§ YOUR OBJECTIVE: Select lines where the word "releases" appears.
--- start MATERIAL PROVIDED ---
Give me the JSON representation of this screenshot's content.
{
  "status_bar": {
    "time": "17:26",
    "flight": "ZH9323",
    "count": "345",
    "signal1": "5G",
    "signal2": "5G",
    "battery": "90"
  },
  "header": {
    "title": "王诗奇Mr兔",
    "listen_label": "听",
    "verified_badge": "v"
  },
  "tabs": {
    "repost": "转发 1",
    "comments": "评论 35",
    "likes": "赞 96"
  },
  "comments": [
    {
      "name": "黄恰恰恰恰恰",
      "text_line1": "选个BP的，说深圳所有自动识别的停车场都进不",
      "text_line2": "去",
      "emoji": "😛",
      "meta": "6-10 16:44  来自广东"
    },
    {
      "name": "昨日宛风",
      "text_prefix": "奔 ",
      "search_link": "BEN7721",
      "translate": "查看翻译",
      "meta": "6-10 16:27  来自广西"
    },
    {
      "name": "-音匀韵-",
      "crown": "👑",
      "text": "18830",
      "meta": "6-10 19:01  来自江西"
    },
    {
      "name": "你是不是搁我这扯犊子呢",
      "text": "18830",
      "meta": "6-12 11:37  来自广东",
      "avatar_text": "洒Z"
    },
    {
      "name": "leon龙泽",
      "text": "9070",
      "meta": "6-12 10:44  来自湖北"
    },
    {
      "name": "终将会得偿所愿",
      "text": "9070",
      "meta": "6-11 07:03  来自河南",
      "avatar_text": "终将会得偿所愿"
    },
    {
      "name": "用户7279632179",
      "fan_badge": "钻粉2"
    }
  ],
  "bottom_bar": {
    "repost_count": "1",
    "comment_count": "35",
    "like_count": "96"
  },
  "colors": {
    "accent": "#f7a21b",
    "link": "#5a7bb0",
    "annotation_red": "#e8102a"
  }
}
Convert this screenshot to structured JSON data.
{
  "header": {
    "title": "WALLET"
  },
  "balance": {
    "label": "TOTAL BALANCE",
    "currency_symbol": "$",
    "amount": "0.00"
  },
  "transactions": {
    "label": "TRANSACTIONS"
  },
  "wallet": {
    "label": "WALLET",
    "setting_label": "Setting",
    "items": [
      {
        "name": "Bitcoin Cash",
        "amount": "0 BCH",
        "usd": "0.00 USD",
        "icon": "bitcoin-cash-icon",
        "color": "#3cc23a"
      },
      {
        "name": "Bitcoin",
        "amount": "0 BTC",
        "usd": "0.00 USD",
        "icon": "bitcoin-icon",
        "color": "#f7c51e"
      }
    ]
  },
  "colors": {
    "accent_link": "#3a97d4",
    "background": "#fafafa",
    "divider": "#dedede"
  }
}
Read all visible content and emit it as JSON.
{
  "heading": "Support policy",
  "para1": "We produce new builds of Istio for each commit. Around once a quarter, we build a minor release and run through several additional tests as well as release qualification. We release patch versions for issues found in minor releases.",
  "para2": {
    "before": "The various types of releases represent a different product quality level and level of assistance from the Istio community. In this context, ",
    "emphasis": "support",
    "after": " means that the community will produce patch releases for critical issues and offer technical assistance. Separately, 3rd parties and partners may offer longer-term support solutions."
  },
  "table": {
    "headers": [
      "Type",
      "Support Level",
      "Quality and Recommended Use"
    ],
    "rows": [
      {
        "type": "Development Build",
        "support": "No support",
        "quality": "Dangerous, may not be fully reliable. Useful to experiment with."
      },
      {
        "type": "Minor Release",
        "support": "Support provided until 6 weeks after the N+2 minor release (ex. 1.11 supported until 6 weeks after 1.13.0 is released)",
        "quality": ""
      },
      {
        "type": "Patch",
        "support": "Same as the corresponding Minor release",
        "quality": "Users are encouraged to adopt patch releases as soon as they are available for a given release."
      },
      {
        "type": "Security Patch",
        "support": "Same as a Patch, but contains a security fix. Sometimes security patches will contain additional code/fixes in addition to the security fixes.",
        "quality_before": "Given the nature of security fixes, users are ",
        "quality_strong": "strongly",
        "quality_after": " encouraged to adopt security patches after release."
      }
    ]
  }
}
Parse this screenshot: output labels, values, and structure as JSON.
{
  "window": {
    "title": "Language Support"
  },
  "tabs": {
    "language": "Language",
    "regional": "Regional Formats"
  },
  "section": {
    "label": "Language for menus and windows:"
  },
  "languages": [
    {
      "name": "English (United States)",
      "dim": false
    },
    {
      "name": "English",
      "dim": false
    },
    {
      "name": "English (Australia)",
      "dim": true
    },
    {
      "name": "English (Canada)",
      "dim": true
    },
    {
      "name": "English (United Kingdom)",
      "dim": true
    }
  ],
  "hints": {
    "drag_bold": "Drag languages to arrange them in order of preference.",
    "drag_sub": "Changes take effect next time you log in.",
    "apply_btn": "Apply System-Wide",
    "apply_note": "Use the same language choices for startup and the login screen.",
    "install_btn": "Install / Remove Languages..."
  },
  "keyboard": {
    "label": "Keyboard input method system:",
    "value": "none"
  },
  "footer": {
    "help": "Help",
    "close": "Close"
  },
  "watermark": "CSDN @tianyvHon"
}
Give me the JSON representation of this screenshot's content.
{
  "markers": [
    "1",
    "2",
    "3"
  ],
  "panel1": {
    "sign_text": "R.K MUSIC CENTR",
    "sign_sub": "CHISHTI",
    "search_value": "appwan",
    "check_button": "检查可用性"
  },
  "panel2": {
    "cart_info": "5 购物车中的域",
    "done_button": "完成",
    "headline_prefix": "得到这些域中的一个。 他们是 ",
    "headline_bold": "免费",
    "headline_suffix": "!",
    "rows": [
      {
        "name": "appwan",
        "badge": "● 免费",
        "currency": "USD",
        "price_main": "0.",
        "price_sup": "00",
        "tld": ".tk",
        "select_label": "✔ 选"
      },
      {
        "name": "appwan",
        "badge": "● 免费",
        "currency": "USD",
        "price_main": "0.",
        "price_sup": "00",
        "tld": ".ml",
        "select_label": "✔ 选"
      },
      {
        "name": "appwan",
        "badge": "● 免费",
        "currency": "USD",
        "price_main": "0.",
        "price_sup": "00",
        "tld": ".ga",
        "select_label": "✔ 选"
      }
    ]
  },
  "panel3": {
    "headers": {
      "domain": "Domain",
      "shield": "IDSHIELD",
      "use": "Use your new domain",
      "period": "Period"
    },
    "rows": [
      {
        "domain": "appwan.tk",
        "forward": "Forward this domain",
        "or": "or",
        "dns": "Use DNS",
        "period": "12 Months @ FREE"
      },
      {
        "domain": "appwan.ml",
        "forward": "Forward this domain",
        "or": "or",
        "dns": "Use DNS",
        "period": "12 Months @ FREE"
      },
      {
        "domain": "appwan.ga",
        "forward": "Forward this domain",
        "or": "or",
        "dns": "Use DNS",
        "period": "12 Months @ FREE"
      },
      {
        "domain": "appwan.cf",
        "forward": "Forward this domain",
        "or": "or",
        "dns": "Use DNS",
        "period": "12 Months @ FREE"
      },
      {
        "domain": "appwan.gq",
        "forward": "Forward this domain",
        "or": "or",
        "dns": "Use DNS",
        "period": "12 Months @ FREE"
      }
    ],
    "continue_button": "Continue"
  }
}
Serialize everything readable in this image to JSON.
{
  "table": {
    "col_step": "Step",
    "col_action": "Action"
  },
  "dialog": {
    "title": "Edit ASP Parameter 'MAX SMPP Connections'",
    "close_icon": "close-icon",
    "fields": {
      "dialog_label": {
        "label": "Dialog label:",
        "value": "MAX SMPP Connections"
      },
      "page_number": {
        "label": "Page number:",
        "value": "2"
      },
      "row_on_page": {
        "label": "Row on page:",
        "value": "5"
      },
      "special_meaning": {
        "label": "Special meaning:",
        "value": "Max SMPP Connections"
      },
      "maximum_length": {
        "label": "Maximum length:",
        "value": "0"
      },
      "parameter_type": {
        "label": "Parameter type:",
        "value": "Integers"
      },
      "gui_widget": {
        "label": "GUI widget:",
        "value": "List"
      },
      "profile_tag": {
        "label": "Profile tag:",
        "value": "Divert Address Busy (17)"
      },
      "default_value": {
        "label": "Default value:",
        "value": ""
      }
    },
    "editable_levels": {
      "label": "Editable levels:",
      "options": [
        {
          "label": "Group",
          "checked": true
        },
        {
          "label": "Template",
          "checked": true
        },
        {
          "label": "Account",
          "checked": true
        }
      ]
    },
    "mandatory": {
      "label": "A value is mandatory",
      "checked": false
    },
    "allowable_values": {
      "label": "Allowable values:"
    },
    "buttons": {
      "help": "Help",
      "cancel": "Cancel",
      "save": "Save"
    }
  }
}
--- end MATERIAL PROVIDED ---
§ RESPONSE:
  "para1": "We produce new builds of Istio for each commit. Around once a quarter, we build a minor release and run through several additional tests as well as release qualification. We release patch versions for issues found in minor releases.",
    "before": "The various types of releases represent a different product quality level and level of assistance from the Istio community. In this context, ",
    "after": " means that the community will produce patch releases for critical issues and offer technical assistance. Separately, 3rd parties and partners may offer longer-term support solutions."
        "quality": "Users are encouraged to adopt patch releases as soon as they are available for a given release."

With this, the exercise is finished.